* _DATA ROWS_
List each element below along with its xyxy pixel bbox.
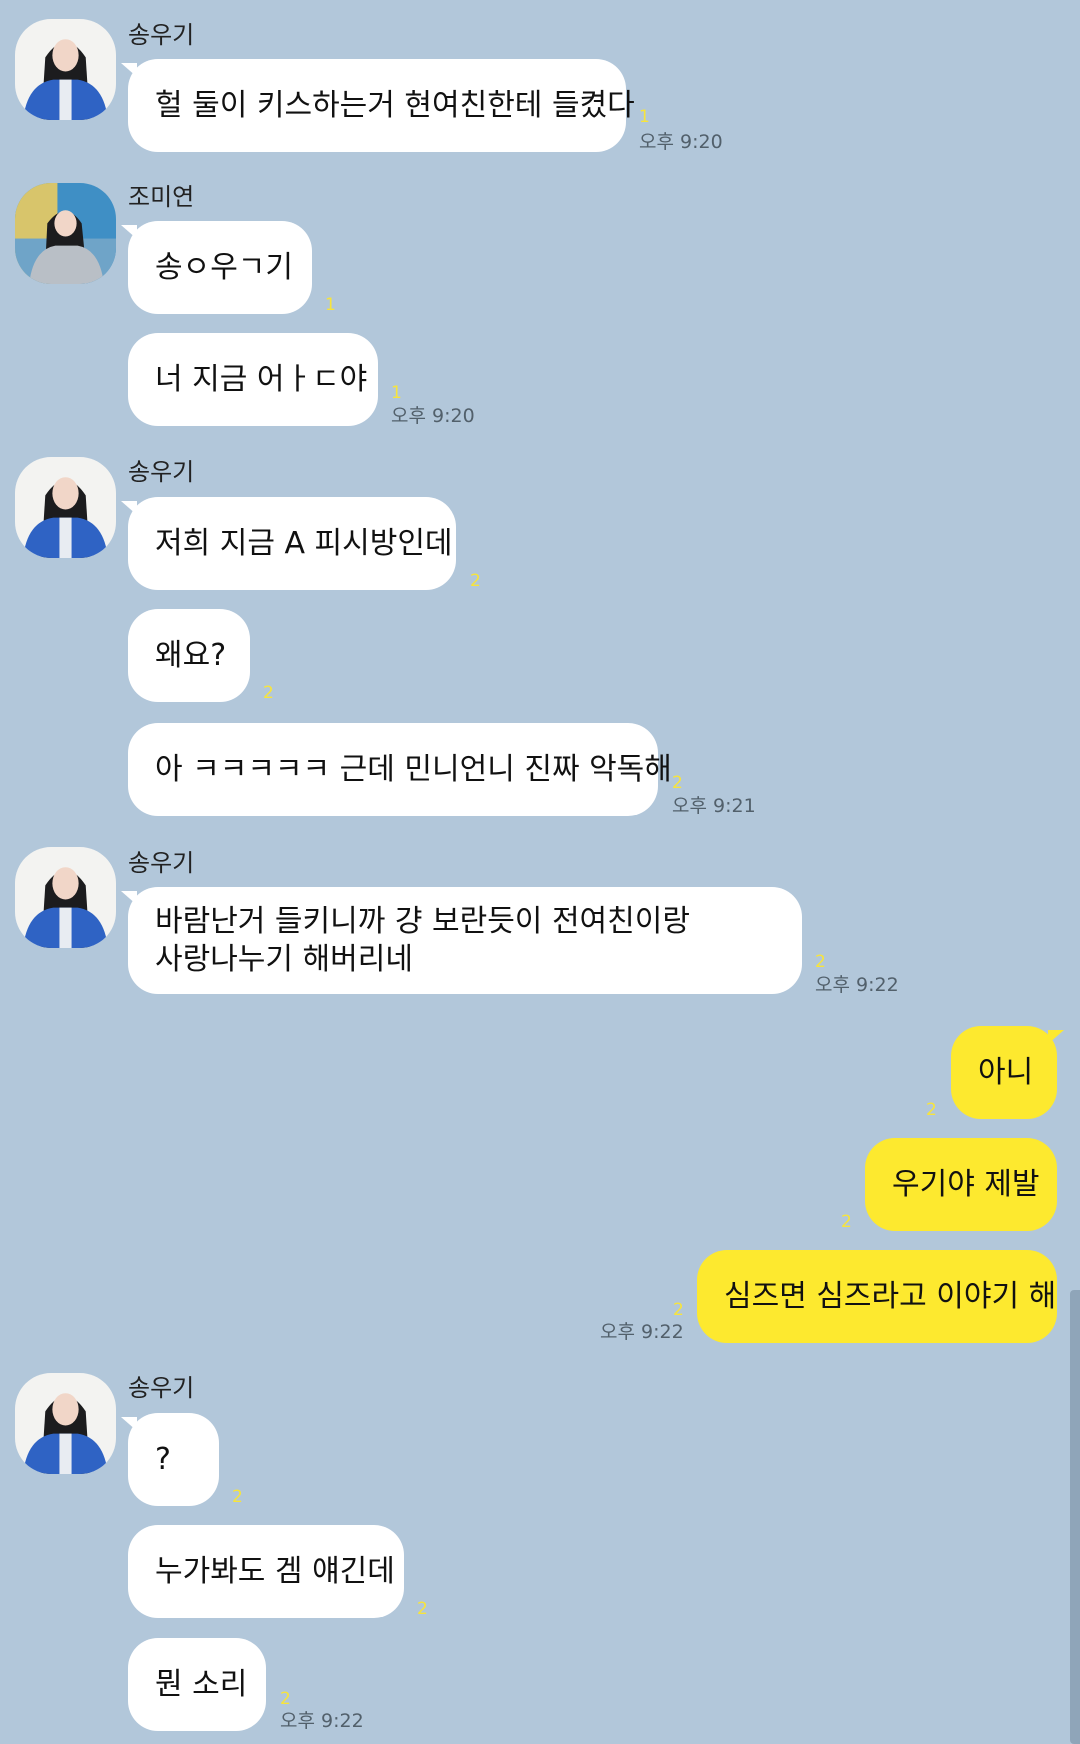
unread-count: 2 [417,1599,428,1619]
message-text: 누가봐도 겜 얘긴데 [155,1553,395,1589]
sender-name: 송우기 [128,21,195,49]
sender-name: 송우기 [128,849,195,877]
message-text-line2: 사랑나누기 해버리네 [155,941,413,977]
message-text: 아 ㅋㅋㅋㅋㅋ 근데 민니언니 진짜 악독해 [155,751,672,787]
unread-count: 2 [280,1689,291,1709]
unread-count: 2 [232,1487,243,1507]
message-bubble[interactable]: 바람난거 들키니까 걍 보란듯이 전여친이랑 사랑나누기 해버리네 [121,887,802,994]
message-time: 오후 9:22 [815,974,899,996]
message-bubble[interactable]: 저희 지금 A 피시방인데 [121,497,456,590]
profile-photo-icon [15,19,116,120]
message-bubble[interactable]: 너 지금 어ㅏㄷ야 [128,333,378,426]
avatar-songwoogi[interactable] [15,19,116,120]
avatar-songwoogi[interactable] [15,457,116,558]
my-message-bubble[interactable]: 우기야 제발 [865,1138,1057,1231]
avatar-songwoogi[interactable] [15,1373,116,1474]
unread-count: 2 [263,683,274,703]
scrollbar[interactable] [1070,1290,1080,1744]
unread-count: 2 [841,1212,852,1232]
my-message-bubble[interactable]: 아니 [951,1026,1064,1119]
profile-photo-icon [15,183,116,284]
avatar-jomiyeon[interactable] [15,183,116,284]
message-text: 심즈면 심즈라고 이야기 해 [724,1278,1057,1314]
message-text: 왜요? [155,637,227,673]
message-text: 헐 둘이 키스하는거 현여친한테 들켰다 [155,87,635,123]
sender-name: 조미연 [128,183,195,211]
unread-count: 2 [673,1300,684,1320]
unread-count: 2 [815,952,826,972]
message-bubble[interactable]: 누가봐도 겜 얘긴데 [128,1525,404,1618]
unread-count: 2 [672,773,683,793]
unread-count: 2 [926,1100,937,1120]
message-text: 저희 지금 A 피시방인데 [155,525,453,561]
message-text: 아니 [978,1054,1034,1090]
message-bubble[interactable]: 왜요? [128,609,250,702]
profile-photo-icon [15,1373,116,1474]
message-time: 오후 9:22 [280,1710,364,1732]
message-time: 오후 9:20 [391,405,475,427]
message-text: ? [155,1441,171,1477]
message-bubble[interactable]: ? [121,1413,219,1506]
message-text: 뭔 소리 [155,1666,248,1702]
avatar-songwoogi[interactable] [15,847,116,948]
message-time: 오후 9:22 [600,1321,684,1343]
message-text: 우기야 제발 [892,1166,1040,1202]
message-bubble[interactable]: 송ㅇ우ㄱ기 [121,221,312,314]
profile-photo-icon [15,457,116,558]
unread-count: 1 [639,107,650,127]
unread-count: 2 [470,571,481,591]
message-bubble[interactable]: 헐 둘이 키스하는거 현여친한테 들켰다 [121,59,635,152]
message-text: 송ㅇ우ㄱ기 [155,249,293,285]
message-time: 오후 9:21 [672,795,756,817]
my-message-bubble[interactable]: 심즈면 심즈라고 이야기 해 [697,1250,1057,1343]
message-text-line1: 바람난거 들키니까 걍 보란듯이 전여친이랑 [155,903,690,939]
message-bubble[interactable]: 아 ㅋㅋㅋㅋㅋ 근데 민니언니 진짜 악독해 [128,723,672,816]
profile-photo-icon [15,847,116,948]
message-text: 너 지금 어ㅏㄷ야 [155,361,368,397]
message-time: 오후 9:20 [639,131,723,153]
sender-name: 송우기 [128,458,195,486]
sender-name: 송우기 [128,1374,195,1402]
unread-count: 1 [325,295,336,315]
unread-count: 1 [391,383,402,403]
message-bubble[interactable]: 뭔 소리 [128,1638,266,1731]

* _TASK DESCRIPTION_
Please copy out the records starting at the line containing "unread-count: 2 [417,1599,428,1619]" and ending at the line containing "avatar-jomiyeon[interactable] [15,183,116,284]", with both of those lines included.

* _OUTPUT OF THE EXERCISE_
unread-count: 2 [417,1599,428,1619]
message-text: 누가봐도 겜 얘긴데 [155,1553,395,1589]
sender-name: 송우기 [128,21,195,49]
sender-name: 송우기 [128,849,195,877]
message-text-line2: 사랑나누기 해버리네 [155,941,413,977]
message-text: 아 ㅋㅋㅋㅋㅋ 근데 민니언니 진짜 악독해 [155,751,672,787]
unread-count: 2 [280,1689,291,1709]
unread-count: 2 [232,1487,243,1507]
message-bubble[interactable]: 바람난거 들키니까 걍 보란듯이 전여친이랑 사랑나누기 해버리네 [121,887,802,994]
message-time: 오후 9:22 [815,974,899,996]
message-bubble[interactable]: 저희 지금 A 피시방인데 [121,497,456,590]
profile-photo-icon [15,19,116,120]
message-bubble[interactable]: 너 지금 어ㅏㄷ야 [128,333,378,426]
avatar-songwoogi[interactable] [15,19,116,120]
avatar-songwoogi[interactable] [15,457,116,558]
my-message-bubble[interactable]: 우기야 제발 [865,1138,1057,1231]
avatar-songwoogi[interactable] [15,1373,116,1474]
unread-count: 2 [263,683,274,703]
scrollbar[interactable] [1070,1290,1080,1744]
unread-count: 2 [841,1212,852,1232]
my-message-bubble[interactable]: 아니 [951,1026,1064,1119]
profile-photo-icon [15,183,116,284]
avatar-jomiyeon[interactable] [15,183,116,284]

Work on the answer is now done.